- **Problem**:
Leave out the pictures; transcribe all else exactly.

- **Extracted data**:
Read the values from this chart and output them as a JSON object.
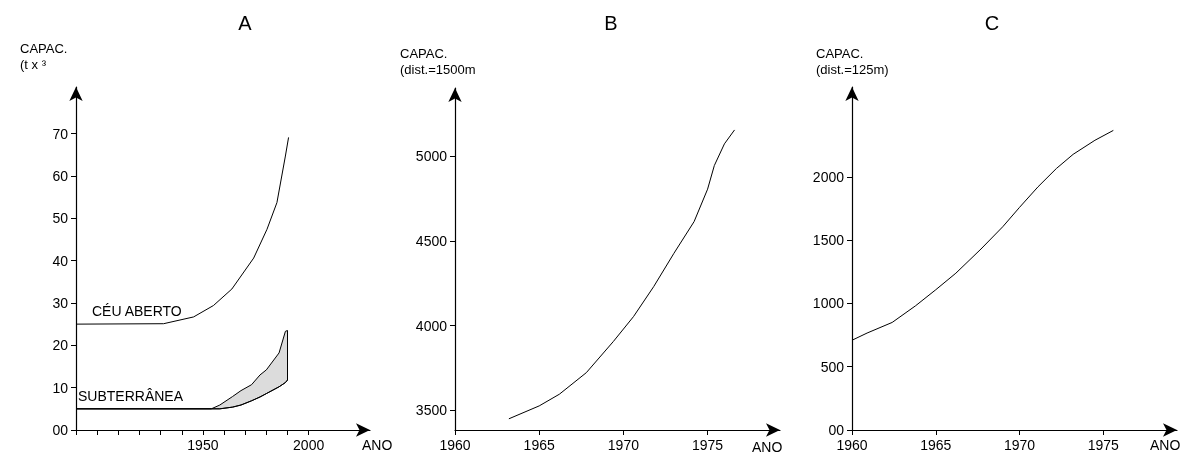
{
  "chart_data": [
    {
      "type": "line",
      "title": "A",
      "ylabel": "CAPAC.\n(t x ³",
      "xlabel": "ANO",
      "xlim": [
        1890,
        2029
      ],
      "xticks": [
        {
          "value": 1890,
          "label": null
        },
        {
          "value": 1900,
          "label": null
        },
        {
          "value": 1910,
          "label": null
        },
        {
          "value": 1920,
          "label": null
        },
        {
          "value": 1930,
          "label": null
        },
        {
          "value": 1940,
          "label": null
        },
        1950,
        {
          "value": 1960,
          "label": null
        },
        {
          "value": 1970,
          "label": null
        },
        {
          "value": 1980,
          "label": null
        },
        {
          "value": 1990,
          "label": null
        },
        2000
      ],
      "ylim": [
        0,
        81
      ],
      "yticks": [
        {
          "value": 0,
          "label": "00"
        },
        10,
        20,
        30,
        40,
        50,
        60,
        70
      ],
      "series": [
        {
          "name": "CÉU ABERTO",
          "color": "#000000",
          "x": [
            1890,
            1931.4,
            1945.6,
            1955,
            1963.7,
            1974,
            1980.3,
            1985,
            1989,
            1990.5
          ],
          "values": [
            25,
            25.1,
            26.7,
            29.4,
            33.3,
            40.6,
            47.4,
            53.7,
            64.7,
            69.1
          ]
        },
        {
          "name": "SUBTERRÂNEA",
          "color": "#000000",
          "x": [
            1890,
            1954,
            1958,
            1964,
            1968,
            1973,
            1977,
            1980,
            1986,
            1989,
            1990
          ],
          "values": [
            5,
            5,
            5,
            5.4,
            5.9,
            6.9,
            7.8,
            8.6,
            10.2,
            11.2,
            11.8
          ],
          "lower": [
            5,
            5,
            5,
            5.4,
            5.9,
            6.9,
            7.8,
            8.6,
            10.2,
            11.2,
            11.8
          ],
          "upper": [
            5,
            5,
            5.9,
            7.9,
            9.3,
            10.7,
            13,
            14.2,
            18.2,
            23.3,
            23.5
          ]
        }
      ]
    },
    {
      "type": "line",
      "title": "B",
      "ylabel": "CAPAC.\n(dist.=1500m",
      "xlabel": "ANO",
      "xlim": [
        1960,
        1979.3
      ],
      "xticks": [
        1960,
        1965,
        1970,
        1975
      ],
      "ylim": [
        3385,
        5400
      ],
      "yticks": [
        3500,
        4000,
        4500,
        5000
      ],
      "series": [
        {
          "color": "#000000",
          "x": [
            1963.2,
            1965,
            1966.2,
            1967.8,
            1969.4,
            1970.6,
            1971.8,
            1973,
            1974.2,
            1975,
            1975.4,
            1976,
            1976.6
          ],
          "values": [
            3451,
            3527,
            3596,
            3723,
            3906,
            4053,
            4230,
            4426,
            4613,
            4804,
            4943,
            5071,
            5153
          ]
        }
      ]
    },
    {
      "type": "line",
      "title": "C",
      "ylabel": "CAPAC.\n(dist.=125m)",
      "xlabel": "ANO",
      "xlim": [
        1960,
        1979.4
      ],
      "xticks": [
        1960,
        1965,
        1970,
        1975
      ],
      "ylim": [
        0,
        2710
      ],
      "yticks": [
        {
          "value": 0,
          "label": "00"
        },
        500,
        1000,
        1500,
        2000
      ],
      "series": [
        {
          "color": "#000000",
          "x": [
            1960,
            1960.9,
            1962.4,
            1963.8,
            1965,
            1966.2,
            1967.7,
            1969,
            1970,
            1971.1,
            1972.2,
            1973.2,
            1974.5,
            1975.6
          ],
          "values": [
            709,
            766,
            850,
            982,
            1108,
            1239,
            1430,
            1606,
            1759,
            1921,
            2066,
            2178,
            2289,
            2367
          ]
        }
      ]
    }
  ]
}
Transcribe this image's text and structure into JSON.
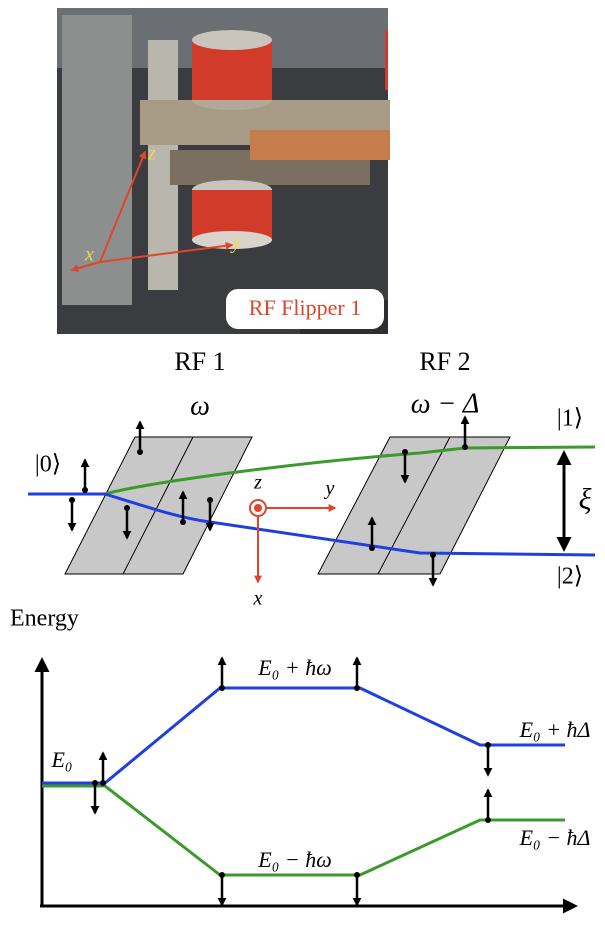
{
  "photo": {
    "label": "RF Flipper 1",
    "axes": {
      "x": "x",
      "y": "y",
      "z": "z"
    }
  },
  "schematic": {
    "flippers": [
      {
        "name": "RF 1",
        "frequency": "ω"
      },
      {
        "name": "RF 2",
        "frequency": "ω − Δ"
      }
    ],
    "states": [
      "|0⟩",
      "|1⟩",
      "|2⟩"
    ],
    "separation": "ξ",
    "axes": {
      "x": "x",
      "y": "y",
      "z": "z"
    }
  },
  "energy_diagram": {
    "axis_label": "Energy",
    "levels": [
      "E₀",
      "E₀ + ħω",
      "E₀ − ħω",
      "E₀ + ħΔ",
      "E₀ − ħΔ"
    ]
  }
}
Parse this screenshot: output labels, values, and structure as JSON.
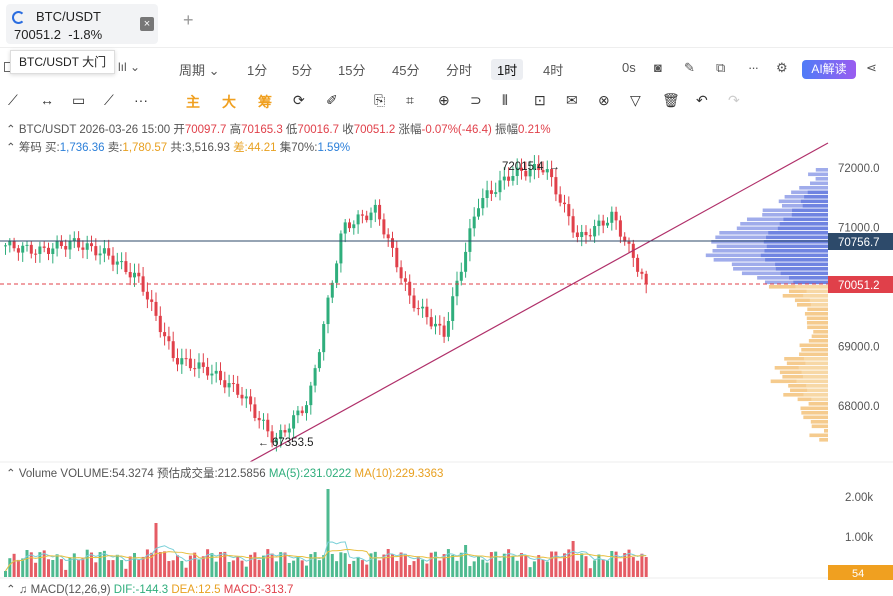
{
  "tab": {
    "title": "BTC/USDT",
    "price": "70051.2",
    "change": "-1.8%",
    "close": "×"
  },
  "new_tab": "+",
  "tooltip": "BTC/USDT 大门",
  "toolbar": {
    "period": "周期",
    "intervals": [
      "1分",
      "5分",
      "15分",
      "45分",
      "分时",
      "1时",
      "4时"
    ],
    "selected": "1时",
    "timer": "0s",
    "ai": "AI解读"
  },
  "tools": {
    "main": "主",
    "big": "大",
    "chip": "筹"
  },
  "ohlc": {
    "symbol": "BTC/USDT",
    "datetime": "2026-03-26 15:00",
    "open_label": "开",
    "open": "70097.7",
    "high_label": "高",
    "high": "70165.3",
    "low_label": "低",
    "low": "70016.7",
    "close_label": "收",
    "close": "70051.2",
    "chg_label": "涨幅",
    "chg": "-0.07%(-46.4)",
    "amp_label": "振幅",
    "amp": "0.21%"
  },
  "chips": {
    "label": "筹码",
    "buy_label": "买:",
    "buy": "1,736.36",
    "sell_label": "卖:",
    "sell": "1,780.57",
    "total_label": "共:",
    "total": "3,516.93",
    "diff_label": "差:",
    "diff": "44.21",
    "conc_label": "集70%:",
    "conc": "1.59%"
  },
  "chart_data": {
    "type": "candlestick",
    "symbol": "BTC/USDT",
    "interval": "1时",
    "price_axis": [
      "72000.0",
      "71000.0",
      "70000.0",
      "69000.0",
      "68000.0"
    ],
    "ylim": [
      67300,
      72200
    ],
    "annotations": {
      "high": "72015.4",
      "low": "67353.5"
    },
    "price_tags": {
      "reference": "70756.7",
      "last": "70051.2"
    },
    "volume": {
      "label": "Volume",
      "volume_label": "VOLUME:",
      "volume": "54.3274",
      "est_label": "预估成交量:",
      "est": "212.5856",
      "ma5_label": "MA(5):",
      "ma5": "231.0222",
      "ma10_label": "MA(10):",
      "ma10": "229.3363",
      "axis": [
        "2.00k",
        "1.00k"
      ],
      "tag": "54"
    },
    "macd": {
      "label": "MACD(12,26,9)",
      "dif_label": "DIF:",
      "dif": "-144.3",
      "dea_label": "DEA:",
      "dea": "12.5",
      "macd_label": "MACD:",
      "macd": "-313.7"
    },
    "colors": {
      "up": "#2fae7c",
      "down": "#e0404a",
      "trend": "#b0306a",
      "ref_line": "#2d4a6a"
    },
    "key_prices": [
      70700,
      70600,
      70750,
      70550,
      70100,
      68800,
      68600,
      68200,
      67400,
      68100,
      71000,
      71300,
      69800,
      69200,
      71400,
      71900,
      72015,
      70800,
      71200,
      70051
    ]
  }
}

- **Exercise answer**:
Read the values from this chart and output them as a JSON object.
{
  "chart_data": [
    {
      "type": "line",
      "title": "A",
      "ylabel": "CAPAC.\n(t x ³",
      "xlabel": "ANO",
      "xlim": [
        1890,
        2029
      ],
      "xticks": [
        {
          "value": 1890,
          "label": null
        },
        {
          "value": 1900,
          "label": null
        },
        {
          "value": 1910,
          "label": null
        },
        {
          "value": 1920,
          "label": null
        },
        {
          "value": 1930,
          "label": null
        },
        {
          "value": 1940,
          "label": null
        },
        1950,
        {
          "value": 1960,
          "label": null
        },
        {
          "value": 1970,
          "label": null
        },
        {
          "value": 1980,
          "label": null
        },
        {
          "value": 1990,
          "label": null
        },
        2000
      ],
      "ylim": [
        0,
        81
      ],
      "yticks": [
        {
          "value": 0,
          "label": "00"
        },
        10,
        20,
        30,
        40,
        50,
        60,
        70
      ],
      "series": [
        {
          "name": "CÉU ABERTO",
          "color": "#000000",
          "x": [
            1890,
            1931.4,
            1945.6,
            1955,
            1963.7,
            1974,
            1980.3,
            1985,
            1989,
            1990.5
          ],
          "values": [
            25,
            25.1,
            26.7,
            29.4,
            33.3,
            40.6,
            47.4,
            53.7,
            64.7,
            69.1
          ]
        },
        {
          "name": "SUBTERRÂNEA",
          "color": "#000000",
          "x": [
            1890,
            1954,
            1958,
            1964,
            1968,
            1973,
            1977,
            1980,
            1986,
            1989,
            1990
          ],
          "values": [
            5,
            5,
            5,
            5.4,
            5.9,
            6.9,
            7.8,
            8.6,
            10.2,
            11.2,
            11.8
          ],
          "lower": [
            5,
            5,
            5,
            5.4,
            5.9,
            6.9,
            7.8,
            8.6,
            10.2,
            11.2,
            11.8
          ],
          "upper": [
            5,
            5,
            5.9,
            7.9,
            9.3,
            10.7,
            13,
            14.2,
            18.2,
            23.3,
            23.5
          ]
        }
      ]
    },
    {
      "type": "line",
      "title": "B",
      "ylabel": "CAPAC.\n(dist.=1500m",
      "xlabel": "ANO",
      "xlim": [
        1960,
        1979.3
      ],
      "xticks": [
        1960,
        1965,
        1970,
        1975
      ],
      "ylim": [
        3385,
        5400
      ],
      "yticks": [
        3500,
        4000,
        4500,
        5000
      ],
      "series": [
        {
          "color": "#000000",
          "x": [
            1963.2,
            1965,
            1966.2,
            1967.8,
            1969.4,
            1970.6,
            1971.8,
            1973,
            1974.2,
            1975,
            1975.4,
            1976,
            1976.6
          ],
          "values": [
            3451,
            3527,
            3596,
            3723,
            3906,
            4053,
            4230,
            4426,
            4613,
            4804,
            4943,
            5071,
            5153
          ]
        }
      ]
    },
    {
      "type": "line",
      "title": "C",
      "ylabel": "CAPAC.\n(dist.=125m)",
      "xlabel": "ANO",
      "xlim": [
        1960,
        1979.4
      ],
      "xticks": [
        1960,
        1965,
        1970,
        1975
      ],
      "ylim": [
        0,
        2710
      ],
      "yticks": [
        {
          "value": 0,
          "label": "00"
        },
        500,
        1000,
        1500,
        2000
      ],
      "series": [
        {
          "color": "#000000",
          "x": [
            1960,
            1960.9,
            1962.4,
            1963.8,
            1965,
            1966.2,
            1967.7,
            1969,
            1970,
            1971.1,
            1972.2,
            1973.2,
            1974.5,
            1975.6
          ],
          "values": [
            709,
            766,
            850,
            982,
            1108,
            1239,
            1430,
            1606,
            1759,
            1921,
            2066,
            2178,
            2289,
            2367
          ]
        }
      ]
    }
  ]
}
Transcribe this image's text and structure into JSON.
{
  "photo": {
    "label": "RF Flipper 1",
    "axes": {
      "x": "x",
      "y": "y",
      "z": "z"
    }
  },
  "schematic": {
    "flippers": [
      {
        "name": "RF 1",
        "frequency": "ω"
      },
      {
        "name": "RF 2",
        "frequency": "ω − Δ"
      }
    ],
    "states": [
      "|0⟩",
      "|1⟩",
      "|2⟩"
    ],
    "separation": "ξ",
    "axes": {
      "x": "x",
      "y": "y",
      "z": "z"
    }
  },
  "energy_diagram": {
    "axis_label": "Energy",
    "levels": [
      "E₀",
      "E₀ + ħω",
      "E₀ − ħω",
      "E₀ + ħΔ",
      "E₀ − ħΔ"
    ]
  }
}
Parse this screenshot: output labels, values, and structure as JSON.
{
  "tab": {
    "title": "BTC/USDT",
    "price": "70051.2",
    "change": "-1.8%",
    "close": "×"
  },
  "new_tab": "+",
  "tooltip": "BTC/USDT 大门",
  "toolbar": {
    "period": "周期",
    "intervals": [
      "1分",
      "5分",
      "15分",
      "45分",
      "分时",
      "1时",
      "4时"
    ],
    "selected": "1时",
    "timer": "0s",
    "ai": "AI解读"
  },
  "tools": {
    "main": "主",
    "big": "大",
    "chip": "筹"
  },
  "ohlc": {
    "symbol": "BTC/USDT",
    "datetime": "2026-03-26 15:00",
    "open_label": "开",
    "open": "70097.7",
    "high_label": "高",
    "high": "70165.3",
    "low_label": "低",
    "low": "70016.7",
    "close_label": "收",
    "close": "70051.2",
    "chg_label": "涨幅",
    "chg": "-0.07%(-46.4)",
    "amp_label": "振幅",
    "amp": "0.21%"
  },
  "chips": {
    "label": "筹码",
    "buy_label": "买:",
    "buy": "1,736.36",
    "sell_label": "卖:",
    "sell": "1,780.57",
    "total_label": "共:",
    "total": "3,516.93",
    "diff_label": "差:",
    "diff": "44.21",
    "conc_label": "集70%:",
    "conc": "1.59%"
  },
  "chart_data": {
    "type": "candlestick",
    "symbol": "BTC/USDT",
    "interval": "1时",
    "price_axis": [
      "72000.0",
      "71000.0",
      "70000.0",
      "69000.0",
      "68000.0"
    ],
    "ylim": [
      67300,
      72200
    ],
    "annotations": {
      "high": "72015.4",
      "low": "67353.5"
    },
    "price_tags": {
      "reference": "70756.7",
      "last": "70051.2"
    },
    "volume": {
      "label": "Volume",
      "volume_label": "VOLUME:",
      "volume": "54.3274",
      "est_label": "预估成交量:",
      "est": "212.5856",
      "ma5_label": "MA(5):",
      "ma5": "231.0222",
      "ma10_label": "MA(10):",
      "ma10": "229.3363",
      "axis": [
        "2.00k",
        "1.00k"
      ],
      "tag": "54"
    },
    "macd": {
      "label": "MACD(12,26,9)",
      "dif_label": "DIF:",
      "dif": "-144.3",
      "dea_label": "DEA:",
      "dea": "12.5",
      "macd_label": "MACD:",
      "macd": "-313.7"
    },
    "colors": {
      "up": "#2fae7c",
      "down": "#e0404a",
      "trend": "#b0306a",
      "ref_line": "#2d4a6a"
    },
    "key_prices": [
      70700,
      70600,
      70750,
      70550,
      70100,
      68800,
      68600,
      68200,
      67400,
      68100,
      71000,
      71300,
      69800,
      69200,
      71400,
      71900,
      72015,
      70800,
      71200,
      70051
    ]
  }
}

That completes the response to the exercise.